Short exercise – Give the listing again character for character, but drop the images.

# Start of Material provided

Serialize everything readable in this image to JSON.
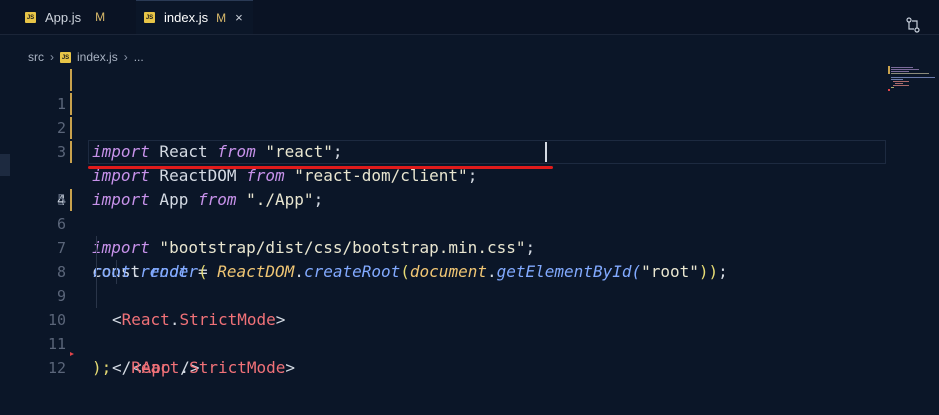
{
  "tabs": [
    {
      "icon": "JS",
      "name": "App.js",
      "status": "M",
      "active": false
    },
    {
      "icon": "JS",
      "name": "index.js",
      "status": "M",
      "active": true,
      "close": "×"
    }
  ],
  "breadcrumb": {
    "folder": "src",
    "icon": "JS",
    "file": "index.js",
    "more": "..."
  },
  "editor": {
    "current_line": 4,
    "lines": [
      {
        "n": "1"
      },
      {
        "n": "2"
      },
      {
        "n": "3"
      },
      {
        "n": "4"
      },
      {
        "n": "5"
      },
      {
        "n": "6"
      },
      {
        "n": "7"
      },
      {
        "n": "8"
      },
      {
        "n": "9"
      },
      {
        "n": "10"
      },
      {
        "n": "11"
      },
      {
        "n": "12"
      }
    ],
    "code": {
      "l1": [
        "import",
        " React ",
        "from",
        " \"react\"",
        ";"
      ],
      "l2": [
        "import",
        " ReactDOM ",
        "from",
        " \"react-dom/client\"",
        ";"
      ],
      "l3": [
        "import",
        " App ",
        "from",
        " \"./App\"",
        ";"
      ],
      "l4": [
        "import",
        " \"bootstrap/dist/css/bootstrap.min.css\"",
        ";"
      ],
      "l6": [
        "const ",
        "root",
        " = ",
        "ReactDOM",
        ".",
        "createRoot",
        "(",
        "document",
        ".",
        "getElementById",
        "(",
        "\"root\"",
        "))",
        ";"
      ],
      "l7": [
        "root",
        ".",
        "render",
        "("
      ],
      "l8": [
        "<",
        "React",
        ".",
        "StrictMode",
        ">"
      ],
      "l9": [
        "<",
        "App",
        " />"
      ],
      "l10": [
        "</",
        "React",
        ".",
        "StrictMode",
        ">"
      ],
      "l11": [
        ");"
      ]
    }
  },
  "colors": {
    "background": "#0b1628",
    "keyword": "#c792ea",
    "function": "#82aaff",
    "tag": "#f07178",
    "annotation_underline": "#e01b1b",
    "modified_marker": "#c9a24d"
  },
  "icons": {
    "compare": "compare-changes-icon"
  }
}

# End of Material provided

Task output –
Serialize everything readable in this image to JSON.
{
  "tabs": [
    {
      "icon": "JS",
      "name": "App.js",
      "status": "M",
      "active": false
    },
    {
      "icon": "JS",
      "name": "index.js",
      "status": "M",
      "active": true,
      "close": "×"
    }
  ],
  "breadcrumb": {
    "folder": "src",
    "icon": "JS",
    "file": "index.js",
    "more": "..."
  },
  "editor": {
    "current_line": 4,
    "lines": [
      {
        "n": "1"
      },
      {
        "n": "2"
      },
      {
        "n": "3"
      },
      {
        "n": "4"
      },
      {
        "n": "5"
      },
      {
        "n": "6"
      },
      {
        "n": "7"
      },
      {
        "n": "8"
      },
      {
        "n": "9"
      },
      {
        "n": "10"
      },
      {
        "n": "11"
      },
      {
        "n": "12"
      }
    ],
    "code": {
      "l1": [
        "import",
        " React ",
        "from",
        " \"react\"",
        ";"
      ],
      "l2": [
        "import",
        " ReactDOM ",
        "from",
        " \"react-dom/client\"",
        ";"
      ],
      "l3": [
        "import",
        " App ",
        "from",
        " \"./App\"",
        ";"
      ],
      "l4": [
        "import",
        " \"bootstrap/dist/css/bootstrap.min.css\"",
        ";"
      ],
      "l6": [
        "const ",
        "root",
        " = ",
        "ReactDOM",
        ".",
        "createRoot",
        "(",
        "document",
        ".",
        "getElementById",
        "(",
        "\"root\"",
        "))",
        ";"
      ],
      "l7": [
        "root",
        ".",
        "render",
        "("
      ],
      "l8": [
        "<",
        "React",
        ".",
        "StrictMode",
        ">"
      ],
      "l9": [
        "<",
        "App",
        " />"
      ],
      "l10": [
        "</",
        "React",
        ".",
        "StrictMode",
        ">"
      ],
      "l11": [
        ");"
      ]
    }
  },
  "colors": {
    "background": "#0b1628",
    "keyword": "#c792ea",
    "function": "#82aaff",
    "tag": "#f07178",
    "annotation_underline": "#e01b1b",
    "modified_marker": "#c9a24d"
  },
  "icons": {
    "compare": "compare-changes-icon"
  }
}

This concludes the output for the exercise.